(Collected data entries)
☆ ☆ ☆ ☆ ☆
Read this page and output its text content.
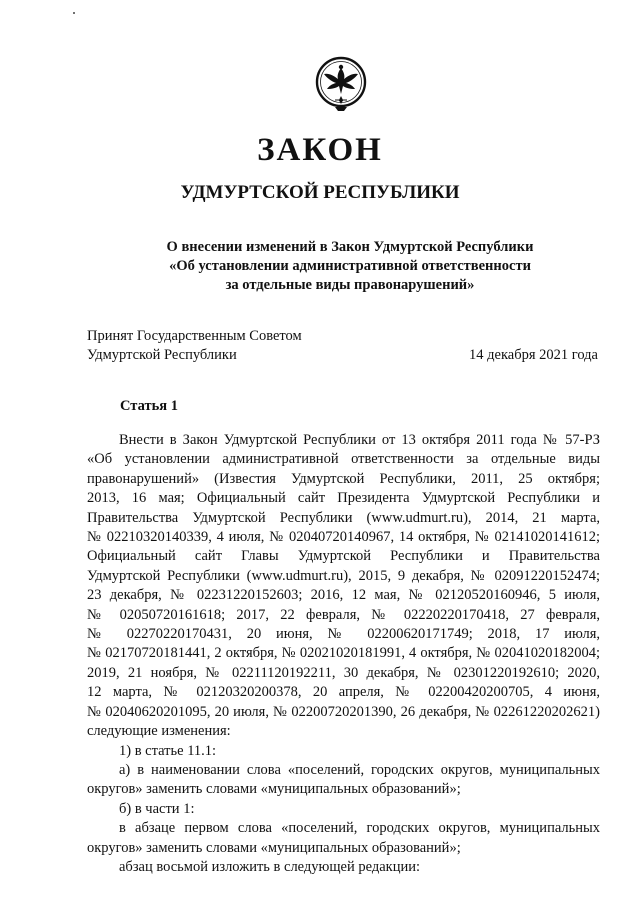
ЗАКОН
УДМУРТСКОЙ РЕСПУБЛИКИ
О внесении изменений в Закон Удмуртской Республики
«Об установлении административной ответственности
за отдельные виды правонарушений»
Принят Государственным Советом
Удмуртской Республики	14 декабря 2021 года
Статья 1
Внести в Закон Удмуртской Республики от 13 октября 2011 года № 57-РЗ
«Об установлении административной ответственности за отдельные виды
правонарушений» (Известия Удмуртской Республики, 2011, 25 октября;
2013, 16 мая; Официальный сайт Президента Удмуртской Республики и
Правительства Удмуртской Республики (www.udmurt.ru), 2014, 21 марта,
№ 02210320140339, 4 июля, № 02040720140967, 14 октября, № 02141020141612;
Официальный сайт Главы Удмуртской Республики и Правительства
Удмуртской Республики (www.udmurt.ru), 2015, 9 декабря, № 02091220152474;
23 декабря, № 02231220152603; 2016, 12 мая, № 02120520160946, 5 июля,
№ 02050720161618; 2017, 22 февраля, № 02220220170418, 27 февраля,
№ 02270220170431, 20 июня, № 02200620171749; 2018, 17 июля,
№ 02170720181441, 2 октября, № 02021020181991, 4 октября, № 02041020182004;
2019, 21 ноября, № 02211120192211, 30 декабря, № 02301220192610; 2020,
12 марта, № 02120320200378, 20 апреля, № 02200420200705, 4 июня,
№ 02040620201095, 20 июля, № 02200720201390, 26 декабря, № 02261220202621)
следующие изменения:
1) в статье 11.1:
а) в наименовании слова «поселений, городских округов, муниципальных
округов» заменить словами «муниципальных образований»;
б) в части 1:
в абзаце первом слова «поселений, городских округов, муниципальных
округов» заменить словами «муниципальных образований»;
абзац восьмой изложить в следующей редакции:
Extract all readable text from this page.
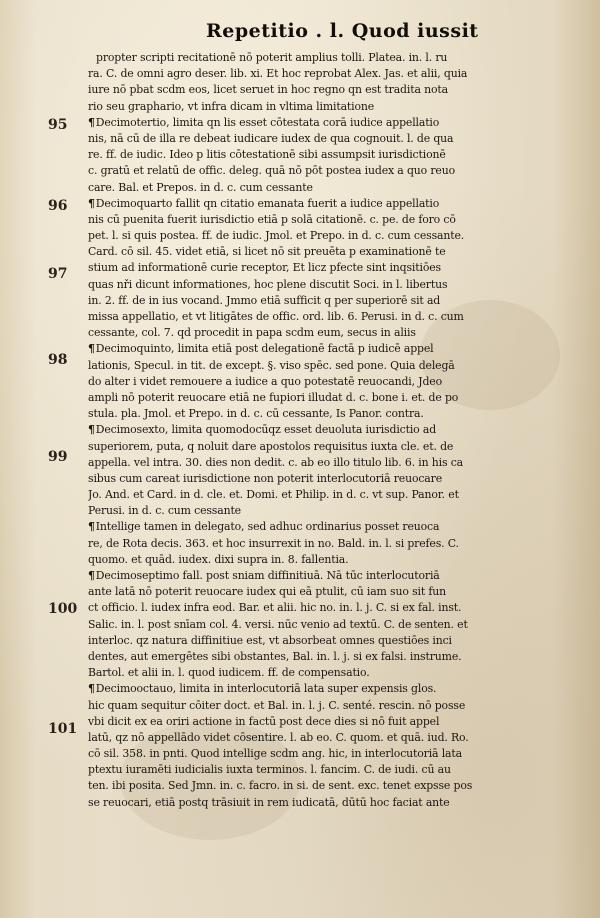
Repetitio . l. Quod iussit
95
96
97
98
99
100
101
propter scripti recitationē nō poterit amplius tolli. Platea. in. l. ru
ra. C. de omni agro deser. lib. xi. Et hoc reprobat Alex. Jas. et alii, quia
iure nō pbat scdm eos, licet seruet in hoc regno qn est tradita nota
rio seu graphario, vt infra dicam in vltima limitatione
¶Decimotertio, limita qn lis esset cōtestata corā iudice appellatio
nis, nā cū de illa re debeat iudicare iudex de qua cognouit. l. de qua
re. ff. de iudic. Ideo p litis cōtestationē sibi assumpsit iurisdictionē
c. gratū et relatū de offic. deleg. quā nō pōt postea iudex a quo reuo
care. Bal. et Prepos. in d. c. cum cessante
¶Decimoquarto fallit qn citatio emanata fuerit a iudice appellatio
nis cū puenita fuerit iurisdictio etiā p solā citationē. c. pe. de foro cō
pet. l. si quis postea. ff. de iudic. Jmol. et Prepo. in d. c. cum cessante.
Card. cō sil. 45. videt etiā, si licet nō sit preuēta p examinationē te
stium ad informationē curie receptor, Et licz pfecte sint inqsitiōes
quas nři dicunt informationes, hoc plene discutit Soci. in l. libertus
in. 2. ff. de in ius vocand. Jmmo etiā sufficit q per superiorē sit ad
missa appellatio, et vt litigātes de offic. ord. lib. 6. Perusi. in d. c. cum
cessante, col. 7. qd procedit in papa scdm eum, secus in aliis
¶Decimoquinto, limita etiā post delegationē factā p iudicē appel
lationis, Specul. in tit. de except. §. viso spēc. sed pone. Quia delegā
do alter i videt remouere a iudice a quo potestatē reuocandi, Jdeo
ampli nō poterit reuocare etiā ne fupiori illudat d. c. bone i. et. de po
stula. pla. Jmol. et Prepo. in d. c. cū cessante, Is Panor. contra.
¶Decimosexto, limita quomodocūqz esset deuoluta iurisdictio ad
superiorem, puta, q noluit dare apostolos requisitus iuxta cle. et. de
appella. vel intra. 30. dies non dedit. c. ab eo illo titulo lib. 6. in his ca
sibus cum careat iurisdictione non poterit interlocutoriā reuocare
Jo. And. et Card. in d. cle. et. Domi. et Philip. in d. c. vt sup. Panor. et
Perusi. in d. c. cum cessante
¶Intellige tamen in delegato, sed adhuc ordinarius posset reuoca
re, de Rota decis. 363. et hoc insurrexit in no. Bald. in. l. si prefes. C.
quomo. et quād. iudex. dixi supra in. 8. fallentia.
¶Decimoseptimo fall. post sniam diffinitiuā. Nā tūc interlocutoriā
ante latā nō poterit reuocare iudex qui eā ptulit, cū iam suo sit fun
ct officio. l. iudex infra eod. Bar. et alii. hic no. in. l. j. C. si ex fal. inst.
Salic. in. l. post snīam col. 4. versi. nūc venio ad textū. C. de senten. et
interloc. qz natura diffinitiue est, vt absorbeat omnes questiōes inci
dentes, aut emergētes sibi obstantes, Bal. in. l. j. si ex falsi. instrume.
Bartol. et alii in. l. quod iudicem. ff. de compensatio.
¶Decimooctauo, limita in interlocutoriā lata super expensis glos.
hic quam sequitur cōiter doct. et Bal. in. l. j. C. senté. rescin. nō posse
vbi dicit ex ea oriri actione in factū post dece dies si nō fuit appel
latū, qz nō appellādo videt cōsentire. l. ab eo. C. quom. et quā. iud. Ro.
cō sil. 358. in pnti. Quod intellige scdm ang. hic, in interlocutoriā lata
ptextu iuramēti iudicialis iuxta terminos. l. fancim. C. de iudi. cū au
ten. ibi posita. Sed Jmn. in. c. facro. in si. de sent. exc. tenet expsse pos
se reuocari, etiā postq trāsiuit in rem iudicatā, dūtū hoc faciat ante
☆ ☆ ☆ ☆ ☆
▸ **What you need to do**
Reproduce the material word for word. Any pictures should be left out of the copy.

▸ **Exercise solution**
Read this page and output its text content.
ЗАКОН
УДМУРТСКОЙ РЕСПУБЛИКИ
О внесении изменений в Закон Удмуртской Республики
«Об установлении административной ответственности
за отдельные виды правонарушений»
Принят Государственным Советом
Удмуртской Республики	14 декабря 2021 года
Статья 1
Внести в Закон Удмуртской Республики от 13 октября 2011 года № 57-РЗ
«Об установлении административной ответственности за отдельные виды
правонарушений» (Известия Удмуртской Республики, 2011, 25 октября;
2013, 16 мая; Официальный сайт Президента Удмуртской Республики и
Правительства Удмуртской Республики (www.udmurt.ru), 2014, 21 марта,
№ 02210320140339, 4 июля, № 02040720140967, 14 октября, № 02141020141612;
Официальный сайт Главы Удмуртской Республики и Правительства
Удмуртской Республики (www.udmurt.ru), 2015, 9 декабря, № 02091220152474;
23 декабря, № 02231220152603; 2016, 12 мая, № 02120520160946, 5 июля,
№ 02050720161618; 2017, 22 февраля, № 02220220170418, 27 февраля,
№ 02270220170431, 20 июня, № 02200620171749; 2018, 17 июля,
№ 02170720181441, 2 октября, № 02021020181991, 4 октября, № 02041020182004;
2019, 21 ноября, № 02211120192211, 30 декабря, № 02301220192610; 2020,
12 марта, № 02120320200378, 20 апреля, № 02200420200705, 4 июня,
№ 02040620201095, 20 июля, № 02200720201390, 26 декабря, № 02261220202621)
следующие изменения:
1) в статье 11.1:
а) в наименовании слова «поселений, городских округов, муниципальных
округов» заменить словами «муниципальных образований»;
б) в части 1:
в абзаце первом слова «поселений, городских округов, муниципальных
округов» заменить словами «муниципальных образований»;
абзац восьмой изложить в следующей редакции:
Extract all readable text from this page.
Repetitio . l. Quod iussit
95
96
97
98
99
100
101
propter scripti recitationē nō poterit amplius tolli. Platea. in. l. ru
ra. C. de omni agro deser. lib. xi. Et hoc reprobat Alex. Jas. et alii, quia
iure nō pbat scdm eos, licet seruet in hoc regno qn est tradita nota
rio seu graphario, vt infra dicam in vltima limitatione
¶Decimotertio, limita qn lis esset cōtestata corā iudice appellatio
nis, nā cū de illa re debeat iudicare iudex de qua cognouit. l. de qua
re. ff. de iudic. Ideo p litis cōtestationē sibi assumpsit iurisdictionē
c. gratū et relatū de offic. deleg. quā nō pōt postea iudex a quo reuo
care. Bal. et Prepos. in d. c. cum cessante
¶Decimoquarto fallit qn citatio emanata fuerit a iudice appellatio
nis cū puenita fuerit iurisdictio etiā p solā citationē. c. pe. de foro cō
pet. l. si quis postea. ff. de iudic. Jmol. et Prepo. in d. c. cum cessante.
Card. cō sil. 45. videt etiā, si licet nō sit preuēta p examinationē te
stium ad informationē curie receptor, Et licz pfecte sint inqsitiōes
quas nři dicunt informationes, hoc plene discutit Soci. in l. libertus
in. 2. ff. de in ius vocand. Jmmo etiā sufficit q per superiorē sit ad
missa appellatio, et vt litigātes de offic. ord. lib. 6. Perusi. in d. c. cum
cessante, col. 7. qd procedit in papa scdm eum, secus in aliis
¶Decimoquinto, limita etiā post delegationē factā p iudicē appel
lationis, Specul. in tit. de except. §. viso spēc. sed pone. Quia delegā
do alter i videt remouere a iudice a quo potestatē reuocandi, Jdeo
ampli nō poterit reuocare etiā ne fupiori illudat d. c. bone i. et. de po
stula. pla. Jmol. et Prepo. in d. c. cū cessante, Is Panor. contra.
¶Decimosexto, limita quomodocūqz esset deuoluta iurisdictio ad
superiorem, puta, q noluit dare apostolos requisitus iuxta cle. et. de
appella. vel intra. 30. dies non dedit. c. ab eo illo titulo lib. 6. in his ca
sibus cum careat iurisdictione non poterit interlocutoriā reuocare
Jo. And. et Card. in d. cle. et. Domi. et Philip. in d. c. vt sup. Panor. et
Perusi. in d. c. cum cessante
¶Intellige tamen in delegato, sed adhuc ordinarius posset reuoca
re, de Rota decis. 363. et hoc insurrexit in no. Bald. in. l. si prefes. C.
quomo. et quād. iudex. dixi supra in. 8. fallentia.
¶Decimoseptimo fall. post sniam diffinitiuā. Nā tūc interlocutoriā
ante latā nō poterit reuocare iudex qui eā ptulit, cū iam suo sit fun
ct officio. l. iudex infra eod. Bar. et alii. hic no. in. l. j. C. si ex fal. inst.
Salic. in. l. post snīam col. 4. versi. nūc venio ad textū. C. de senten. et
interloc. qz natura diffinitiue est, vt absorbeat omnes questiōes inci
dentes, aut emergētes sibi obstantes, Bal. in. l. j. si ex falsi. instrume.
Bartol. et alii in. l. quod iudicem. ff. de compensatio.
¶Decimooctauo, limita in interlocutoriā lata super expensis glos.
hic quam sequitur cōiter doct. et Bal. in. l. j. C. senté. rescin. nō posse
vbi dicit ex ea oriri actione in factū post dece dies si nō fuit appel
latū, qz nō appellādo videt cōsentire. l. ab eo. C. quom. et quā. iud. Ro.
cō sil. 358. in pnti. Quod intellige scdm ang. hic, in interlocutoriā lata
ptextu iuramēti iudicialis iuxta terminos. l. fancim. C. de iudi. cū au
ten. ibi posita. Sed Jmn. in. c. facro. in si. de sent. exc. tenet expsse pos
se reuocari, etiā postq trāsiuit in rem iudicatā, dūtū hoc faciat ante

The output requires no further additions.